EXTRAIT DU DOCUMENT:
#####

Mais votre cas est différent, exceptionnel, et va à l’encontre de cette «doctrine générale».
Parfois, l’audioguide est indispensable à la découverte d’un musée car celui-ci a été conçu pour être obligatoirement visité avec pareil accompagnement technique.
C’est également le cas du Musée Hergé de Louvain-la-Neuve (le prix de l’entrée avec l’audioguide gratuit est fixé à 9,50 euros: http://www.museeherge.com/fr/visite/infos).

Dans ces cas-là, il me semble qu’il y a tromperie si on agit autrement. Car ce serait laisser entrer dans le musée des visiteurs sans audioguide alors que l’institution muséale a été conçue pour être découverte avec, et la visite ne peut être qu’insatisfaisante pour la très grande majorité de ceux-ci. Ce serait piéger vos visiteurs.

Dès lors je vous demande, plusieurs mois avant le démarrage de votre nouvelle formule, de faire évoluer votre projet de tarification et de ne pas séparer le prix du ticket et celui de l’audioguide (de pratiquer donc l’entrée avec audioguide à, hélas, 12 euros).

#####

ÉNONCÉ:
Dans l'extrait sur la tarification de l'audioguide, énumérez tout ce qui est demandé au destinataire dans la phrase commençant par « Dès lors je vous demande ».

[Entrées de disposition spatiale]
#####

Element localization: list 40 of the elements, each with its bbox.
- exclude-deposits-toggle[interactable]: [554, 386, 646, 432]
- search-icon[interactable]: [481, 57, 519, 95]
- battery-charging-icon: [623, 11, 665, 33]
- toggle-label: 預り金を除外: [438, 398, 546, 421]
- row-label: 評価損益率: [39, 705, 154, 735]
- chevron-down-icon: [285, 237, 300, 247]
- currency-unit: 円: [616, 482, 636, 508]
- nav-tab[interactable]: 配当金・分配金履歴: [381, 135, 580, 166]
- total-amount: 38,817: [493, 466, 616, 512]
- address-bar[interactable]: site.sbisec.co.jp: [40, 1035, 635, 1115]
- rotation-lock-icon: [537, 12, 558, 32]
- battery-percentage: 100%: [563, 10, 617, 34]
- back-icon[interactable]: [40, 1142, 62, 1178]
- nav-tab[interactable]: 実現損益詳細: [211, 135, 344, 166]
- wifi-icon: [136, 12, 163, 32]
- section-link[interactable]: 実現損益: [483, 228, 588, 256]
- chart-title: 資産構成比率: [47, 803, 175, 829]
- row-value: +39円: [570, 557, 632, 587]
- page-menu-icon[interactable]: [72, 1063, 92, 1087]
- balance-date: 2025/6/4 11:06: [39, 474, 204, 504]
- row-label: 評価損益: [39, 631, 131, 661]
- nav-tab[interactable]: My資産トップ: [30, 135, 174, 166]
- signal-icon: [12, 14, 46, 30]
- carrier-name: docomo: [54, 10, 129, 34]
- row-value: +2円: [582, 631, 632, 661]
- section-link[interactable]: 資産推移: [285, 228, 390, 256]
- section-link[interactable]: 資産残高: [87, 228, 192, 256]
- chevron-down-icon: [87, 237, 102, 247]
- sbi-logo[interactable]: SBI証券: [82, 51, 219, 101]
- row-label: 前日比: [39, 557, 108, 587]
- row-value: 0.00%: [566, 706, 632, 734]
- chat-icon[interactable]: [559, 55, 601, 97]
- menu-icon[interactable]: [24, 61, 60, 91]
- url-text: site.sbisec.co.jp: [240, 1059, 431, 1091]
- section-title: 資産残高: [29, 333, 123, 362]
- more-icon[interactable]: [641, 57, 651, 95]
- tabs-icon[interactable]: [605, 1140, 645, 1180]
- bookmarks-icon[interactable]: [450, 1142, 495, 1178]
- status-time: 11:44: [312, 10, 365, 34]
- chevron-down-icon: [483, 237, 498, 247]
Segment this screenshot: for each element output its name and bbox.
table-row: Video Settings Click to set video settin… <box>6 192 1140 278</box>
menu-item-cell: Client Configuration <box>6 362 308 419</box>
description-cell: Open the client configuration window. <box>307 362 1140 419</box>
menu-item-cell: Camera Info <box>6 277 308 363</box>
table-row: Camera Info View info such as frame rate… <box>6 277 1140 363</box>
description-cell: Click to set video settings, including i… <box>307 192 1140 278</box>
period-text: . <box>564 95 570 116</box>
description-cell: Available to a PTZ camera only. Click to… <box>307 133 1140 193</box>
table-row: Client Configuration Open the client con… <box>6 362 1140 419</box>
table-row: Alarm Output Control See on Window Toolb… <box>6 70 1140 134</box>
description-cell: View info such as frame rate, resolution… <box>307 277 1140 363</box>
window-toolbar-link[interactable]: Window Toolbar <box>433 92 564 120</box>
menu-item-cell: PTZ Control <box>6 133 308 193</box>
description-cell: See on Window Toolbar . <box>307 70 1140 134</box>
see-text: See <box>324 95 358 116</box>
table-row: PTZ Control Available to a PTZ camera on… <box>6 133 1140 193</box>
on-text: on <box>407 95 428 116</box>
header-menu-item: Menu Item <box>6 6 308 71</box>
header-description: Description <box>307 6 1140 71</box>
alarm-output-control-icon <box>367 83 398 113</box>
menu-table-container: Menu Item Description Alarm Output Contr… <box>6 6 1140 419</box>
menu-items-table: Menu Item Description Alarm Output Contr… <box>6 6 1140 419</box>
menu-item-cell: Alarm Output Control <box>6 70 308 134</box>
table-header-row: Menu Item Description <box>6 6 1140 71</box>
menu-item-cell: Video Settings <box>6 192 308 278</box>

#####

CORRIGÉ:
- faire évoluer son projet de tarification ;
- ne pas séparer le prix du ticket et celui de l'audioguide ;
- pratiquer l'entrée avec audioguide à 12 euros.